Problem: Exactly repeat the material, dropping every picture from the copy.

-------- Working data

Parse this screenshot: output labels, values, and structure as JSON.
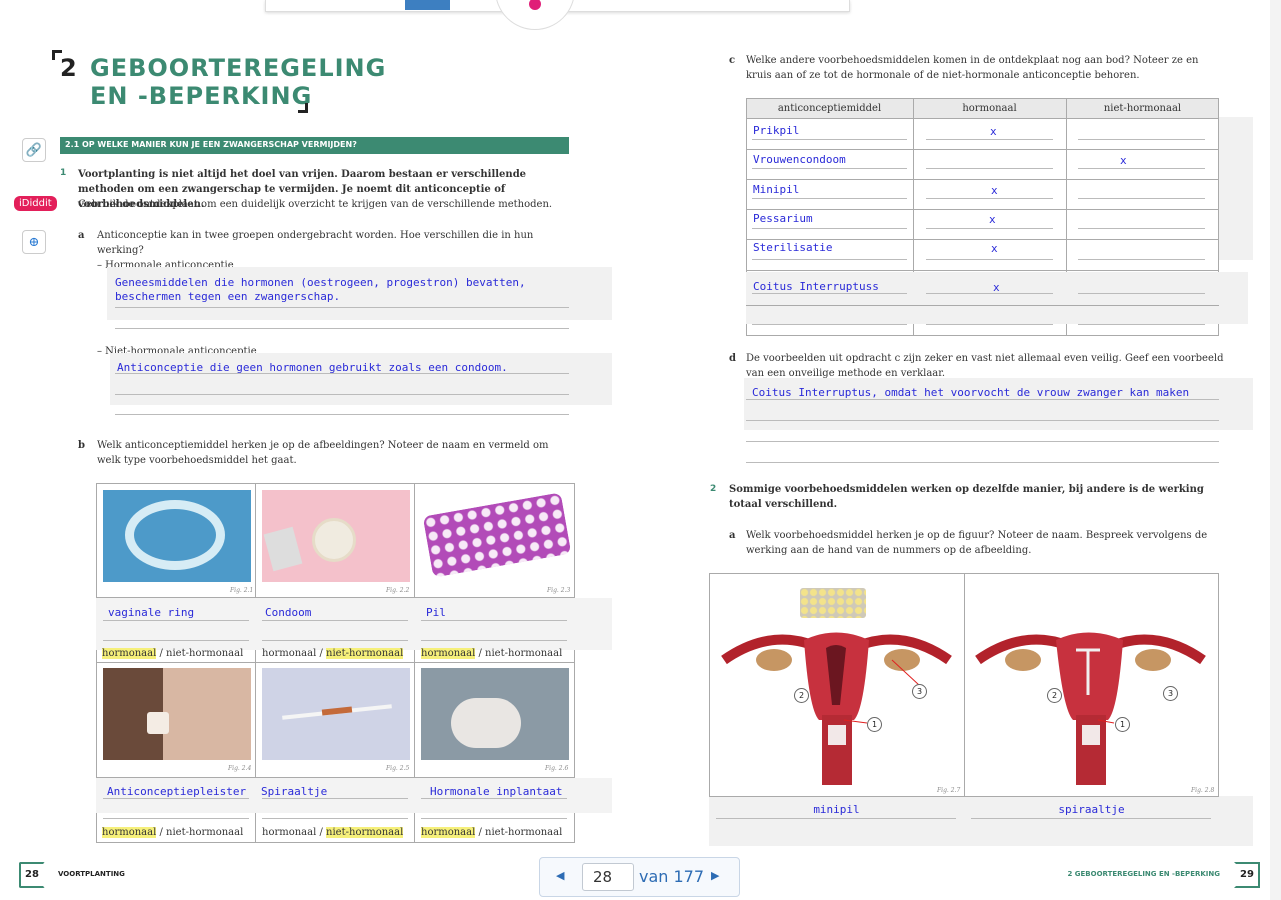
{
  "left": {
    "chapter_num": "2",
    "title1": "GEBOORTEREGELING",
    "title2": "EN -BEPERKING",
    "section_bar": "2.1   OP WELKE MANIER KUN JE EEN ZWANGERSCHAP VERMIJDEN?",
    "q1_num": "1",
    "q1_bold": "Voortplanting is niet altijd het doel van vrijen. Daarom bestaan er verschillende methoden om een zwangerschap te vermijden. Je noemt dit anticonceptie of voorbehoedsmiddelen.",
    "q1_sub": "Gebruik de ontdekplaat om een duidelijk overzicht te krijgen van de verschillende methoden.",
    "qa_letter": "a",
    "qa_text": "Anticonceptie kan in twee groepen ondergebracht worden. Hoe verschillen die in hun werking?",
    "hormonal_label": "–   Hormonale anticonceptie",
    "hormonal_answer": "Geneesmiddelen die hormonen (oestrogeen, progestron) bevatten, beschermen tegen een zwangerschap.",
    "nonhormonal_label": "–   Niet-hormonale anticonceptie",
    "nonhormonal_answer": "Anticonceptie die geen hormonen gebruikt zoals een condoom.",
    "qb_letter": "b",
    "qb_text": "Welk anticonceptiemiddel herken je op de afbeeldingen? Noteer de naam en vermeld om welk type voorbehoedsmiddel het gaat.",
    "figures": [
      {
        "fig": "Fig. 2.1",
        "answer": "vaginale ring",
        "hormonal": "hormonaal",
        "sep": " / ",
        "nonhormonal": "niet-hormonaal",
        "marked": "hormonaal"
      },
      {
        "fig": "Fig. 2.2",
        "answer": "Condoom",
        "hormonal": "hormonaal",
        "sep": " / ",
        "nonhormonal": "niet-hormonaal",
        "marked": "niet-hormonaal"
      },
      {
        "fig": "Fig. 2.3",
        "answer": "Pil",
        "hormonal": "hormonaal",
        "sep": " / ",
        "nonhormonal": "niet-hormonaal",
        "marked": "hormonaal"
      },
      {
        "fig": "Fig. 2.4",
        "answer": "Anticonceptiepleister",
        "hormonal": "hormonaal",
        "sep": " / ",
        "nonhormonal": "niet-hormonaal",
        "marked": "hormonaal"
      },
      {
        "fig": "Fig. 2.5",
        "answer": "Spiraaltje",
        "hormonal": "hormonaal",
        "sep": " / ",
        "nonhormonal": "niet-hormonaal",
        "marked": "niet-hormonaal"
      },
      {
        "fig": "Fig. 2.6",
        "answer": "Hormonale inplantaat",
        "hormonal": "hormonaal",
        "sep": " / ",
        "nonhormonal": "niet-hormonaal",
        "marked": "hormonaal"
      }
    ],
    "footer_page": "28",
    "footer_label": "VOORTPLANTING",
    "ididdit": "iDiddit"
  },
  "right": {
    "qc_letter": "c",
    "qc_text": "Welke andere voorbehoedsmiddelen komen in de ontdekplaat nog aan bod? Noteer ze en kruis aan of ze tot de hormonale of de niet-hormonale anticonceptie behoren.",
    "table_headers": [
      "anticonceptiemiddel",
      "hormonaal",
      "niet-hormonaal"
    ],
    "rows": [
      {
        "name": "Prikpil",
        "h": "x",
        "n": ""
      },
      {
        "name": "Vrouwencondoom",
        "h": "",
        "n": "x"
      },
      {
        "name": "Minipil",
        "h": "x",
        "n": ""
      },
      {
        "name": "Pessarium",
        "h": "x",
        "n": ""
      },
      {
        "name": "Sterilisatie",
        "h": "x",
        "n": ""
      },
      {
        "name": "Coitus Interruptuss",
        "h": "x",
        "n": ""
      },
      {
        "name": "",
        "h": "",
        "n": ""
      }
    ],
    "qd_letter": "d",
    "qd_text": "De voorbeelden uit opdracht c zijn zeker en vast niet allemaal even veilig. Geef een voorbeeld van een onveilige methode en verklaar.",
    "qd_answer": "Coitus Interruptus, omdat het voorvocht de vrouw zwanger kan maken",
    "q2_num": "2",
    "q2_bold": "Sommige voorbehoedsmiddelen werken op dezelfde manier, bij andere is de werking totaal verschillend.",
    "q2a_letter": "a",
    "q2a_text": "Welk voorbehoedsmiddel herken je op de figuur? Noteer de naam. Bespreek vervolgens de werking aan de hand van de nummers op de afbeelding.",
    "fig7": "Fig. 2.7",
    "fig8": "Fig. 2.8",
    "ans7": "minipil",
    "ans8": "spiraaltje",
    "callouts": [
      "1",
      "2",
      "3"
    ],
    "footer_label": "2 GEBOORTEREGELING EN -BEPERKING",
    "footer_page": "29"
  },
  "pager": {
    "current": "28",
    "total_label": "van 177"
  },
  "colors": {
    "accent": "#3c8a72",
    "answer": "#2a2ad8",
    "highlight": "#f6f07a"
  }
}
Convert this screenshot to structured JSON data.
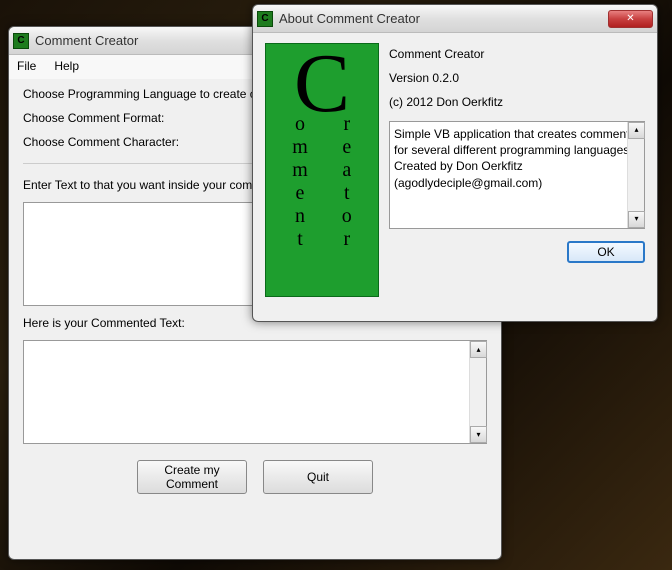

----------------

Final answer:
Parse this screenshot: output labels, values, and structure as JSON.
{
  "left": {
    "chapter_num": "2",
    "title1": "GEBOORTEREGELING",
    "title2": "EN -BEPERKING",
    "section_bar": "2.1   OP WELKE MANIER KUN JE EEN ZWANGERSCHAP VERMIJDEN?",
    "q1_num": "1",
    "q1_bold": "Voortplanting is niet altijd het doel van vrijen. Daarom bestaan er verschillende methoden om een zwangerschap te vermijden. Je noemt dit anticonceptie of voorbehoedsmiddelen.",
    "q1_sub": "Gebruik de ontdekplaat om een duidelijk overzicht te krijgen van de verschillende methoden.",
    "qa_letter": "a",
    "qa_text": "Anticonceptie kan in twee groepen ondergebracht worden. Hoe verschillen die in hun werking?",
    "hormonal_label": "–   Hormonale anticonceptie",
    "hormonal_answer": "Geneesmiddelen die hormonen (oestrogeen, progestron) bevatten, beschermen tegen een zwangerschap.",
    "nonhormonal_label": "–   Niet-hormonale anticonceptie",
    "nonhormonal_answer": "Anticonceptie die geen hormonen gebruikt zoals een condoom.",
    "qb_letter": "b",
    "qb_text": "Welk anticonceptiemiddel herken je op de afbeeldingen? Noteer de naam en vermeld om welk type voorbehoedsmiddel het gaat.",
    "figures": [
      {
        "fig": "Fig. 2.1",
        "answer": "vaginale ring",
        "hormonal": "hormonaal",
        "sep": " / ",
        "nonhormonal": "niet-hormonaal",
        "marked": "hormonaal"
      },
      {
        "fig": "Fig. 2.2",
        "answer": "Condoom",
        "hormonal": "hormonaal",
        "sep": " / ",
        "nonhormonal": "niet-hormonaal",
        "marked": "niet-hormonaal"
      },
      {
        "fig": "Fig. 2.3",
        "answer": "Pil",
        "hormonal": "hormonaal",
        "sep": " / ",
        "nonhormonal": "niet-hormonaal",
        "marked": "hormonaal"
      },
      {
        "fig": "Fig. 2.4",
        "answer": "Anticonceptiepleister",
        "hormonal": "hormonaal",
        "sep": " / ",
        "nonhormonal": "niet-hormonaal",
        "marked": "hormonaal"
      },
      {
        "fig": "Fig. 2.5",
        "answer": "Spiraaltje",
        "hormonal": "hormonaal",
        "sep": " / ",
        "nonhormonal": "niet-hormonaal",
        "marked": "niet-hormonaal"
      },
      {
        "fig": "Fig. 2.6",
        "answer": "Hormonale inplantaat",
        "hormonal": "hormonaal",
        "sep": " / ",
        "nonhormonal": "niet-hormonaal",
        "marked": "hormonaal"
      }
    ],
    "footer_page": "28",
    "footer_label": "VOORTPLANTING",
    "ididdit": "iDiddit"
  },
  "right": {
    "qc_letter": "c",
    "qc_text": "Welke andere voorbehoedsmiddelen komen in de ontdekplaat nog aan bod? Noteer ze en kruis aan of ze tot de hormonale of de niet-hormonale anticonceptie behoren.",
    "table_headers": [
      "anticonceptiemiddel",
      "hormonaal",
      "niet-hormonaal"
    ],
    "rows": [
      {
        "name": "Prikpil",
        "h": "x",
        "n": ""
      },
      {
        "name": "Vrouwencondoom",
        "h": "",
        "n": "x"
      },
      {
        "name": "Minipil",
        "h": "x",
        "n": ""
      },
      {
        "name": "Pessarium",
        "h": "x",
        "n": ""
      },
      {
        "name": "Sterilisatie",
        "h": "x",
        "n": ""
      },
      {
        "name": "Coitus Interruptuss",
        "h": "x",
        "n": ""
      },
      {
        "name": "",
        "h": "",
        "n": ""
      }
    ],
    "qd_letter": "d",
    "qd_text": "De voorbeelden uit opdracht c zijn zeker en vast niet allemaal even veilig. Geef een voorbeeld van een onveilige methode en verklaar.",
    "qd_answer": "Coitus Interruptus, omdat het voorvocht de vrouw zwanger kan maken",
    "q2_num": "2",
    "q2_bold": "Sommige voorbehoedsmiddelen werken op dezelfde manier, bij andere is de werking totaal verschillend.",
    "q2a_letter": "a",
    "q2a_text": "Welk voorbehoedsmiddel herken je op de figuur? Noteer de naam. Bespreek vervolgens de werking aan de hand van de nummers op de afbeelding.",
    "fig7": "Fig. 2.7",
    "fig8": "Fig. 2.8",
    "ans7": "minipil",
    "ans8": "spiraaltje",
    "callouts": [
      "1",
      "2",
      "3"
    ],
    "footer_label": "2 GEBOORTEREGELING EN -BEPERKING",
    "footer_page": "29"
  },
  "pager": {
    "current": "28",
    "total_label": "van 177"
  },
  "colors": {
    "accent": "#3c8a72",
    "answer": "#2a2ad8",
    "highlight": "#f6f07a"
  }
}
Convert this screenshot to structured JSON data.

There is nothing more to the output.